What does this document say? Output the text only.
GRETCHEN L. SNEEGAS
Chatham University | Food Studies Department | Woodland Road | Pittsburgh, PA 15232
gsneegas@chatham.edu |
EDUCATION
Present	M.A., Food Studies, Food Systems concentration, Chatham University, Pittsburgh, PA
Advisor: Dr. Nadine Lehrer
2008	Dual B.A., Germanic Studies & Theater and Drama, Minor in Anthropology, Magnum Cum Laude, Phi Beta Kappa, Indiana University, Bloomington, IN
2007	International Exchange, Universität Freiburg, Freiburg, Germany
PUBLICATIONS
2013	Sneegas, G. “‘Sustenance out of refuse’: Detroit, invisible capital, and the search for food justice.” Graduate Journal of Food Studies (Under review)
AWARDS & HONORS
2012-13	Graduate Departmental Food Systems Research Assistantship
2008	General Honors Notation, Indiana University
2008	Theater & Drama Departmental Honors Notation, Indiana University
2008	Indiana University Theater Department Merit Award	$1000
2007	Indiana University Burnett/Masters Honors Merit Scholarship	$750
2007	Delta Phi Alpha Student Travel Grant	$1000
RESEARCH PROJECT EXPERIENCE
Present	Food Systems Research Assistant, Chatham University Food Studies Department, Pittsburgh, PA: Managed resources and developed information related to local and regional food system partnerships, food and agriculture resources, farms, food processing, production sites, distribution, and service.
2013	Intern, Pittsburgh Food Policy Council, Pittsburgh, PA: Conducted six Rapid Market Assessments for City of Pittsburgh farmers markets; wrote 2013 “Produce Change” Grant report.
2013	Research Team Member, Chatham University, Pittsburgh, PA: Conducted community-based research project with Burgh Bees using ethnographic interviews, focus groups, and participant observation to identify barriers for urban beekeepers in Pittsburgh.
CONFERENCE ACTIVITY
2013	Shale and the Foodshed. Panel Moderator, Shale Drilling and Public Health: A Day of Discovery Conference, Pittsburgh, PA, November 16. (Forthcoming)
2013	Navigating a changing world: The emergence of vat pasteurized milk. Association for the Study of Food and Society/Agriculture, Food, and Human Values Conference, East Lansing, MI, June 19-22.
━━━━━━━━━━━━━━━━
▶ [Objective] From the first line to the last, retype the data exactly.

▶ [Written solution]
What does this document say? Output the text only.
GRETCHEN L. SNEEGAS
Chatham University | Food Studies Department | Woodland Road | Pittsburgh, PA 15232
gsneegas@chatham.edu |
EDUCATION
Present	M.A., Food Studies, Food Systems concentration, Chatham University, Pittsburgh, PA
Advisor: Dr. Nadine Lehrer
2008	Dual B.A., Germanic Studies & Theater and Drama, Minor in Anthropology, Magnum Cum Laude, Phi Beta Kappa, Indiana University, Bloomington, IN
2007	International Exchange, Universität Freiburg, Freiburg, Germany
PUBLICATIONS
2013	Sneegas, G. “‘Sustenance out of refuse’: Detroit, invisible capital, and the search for food justice.” Graduate Journal of Food Studies (Under review)
AWARDS & HONORS
2012-13	Graduate Departmental Food Systems Research Assistantship
2008	General Honors Notation, Indiana University
2008	Theater & Drama Departmental Honors Notation, Indiana University
2008	Indiana University Theater Department Merit Award	$1000
2007	Indiana University Burnett/Masters Honors Merit Scholarship	$750
2007	Delta Phi Alpha Student Travel Grant	$1000
RESEARCH PROJECT EXPERIENCE
Present	Food Systems Research Assistant, Chatham University Food Studies Department, Pittsburgh, PA: Managed resources and developed information related to local and regional food system partnerships, food and agriculture resources, farms, food processing, production sites, distribution, and service.
2013	Intern, Pittsburgh Food Policy Council, Pittsburgh, PA: Conducted six Rapid Market Assessments for City of Pittsburgh farmers markets; wrote 2013 “Produce Change” Grant report.
2013	Research Team Member, Chatham University, Pittsburgh, PA: Conducted community-based research project with Burgh Bees using ethnographic interviews, focus groups, and participant observation to identify barriers for urban beekeepers in Pittsburgh.
CONFERENCE ACTIVITY
2013	Shale and the Foodshed. Panel Moderator, Shale Drilling and Public Health: A Day of Discovery Conference, Pittsburgh, PA, November 16. (Forthcoming)
2013	Navigating a changing world: The emergence of vat pasteurized milk. Association for the Study of Food and Society/Agriculture, Food, and Human Values Conference, East Lansing, MI, June 19-22.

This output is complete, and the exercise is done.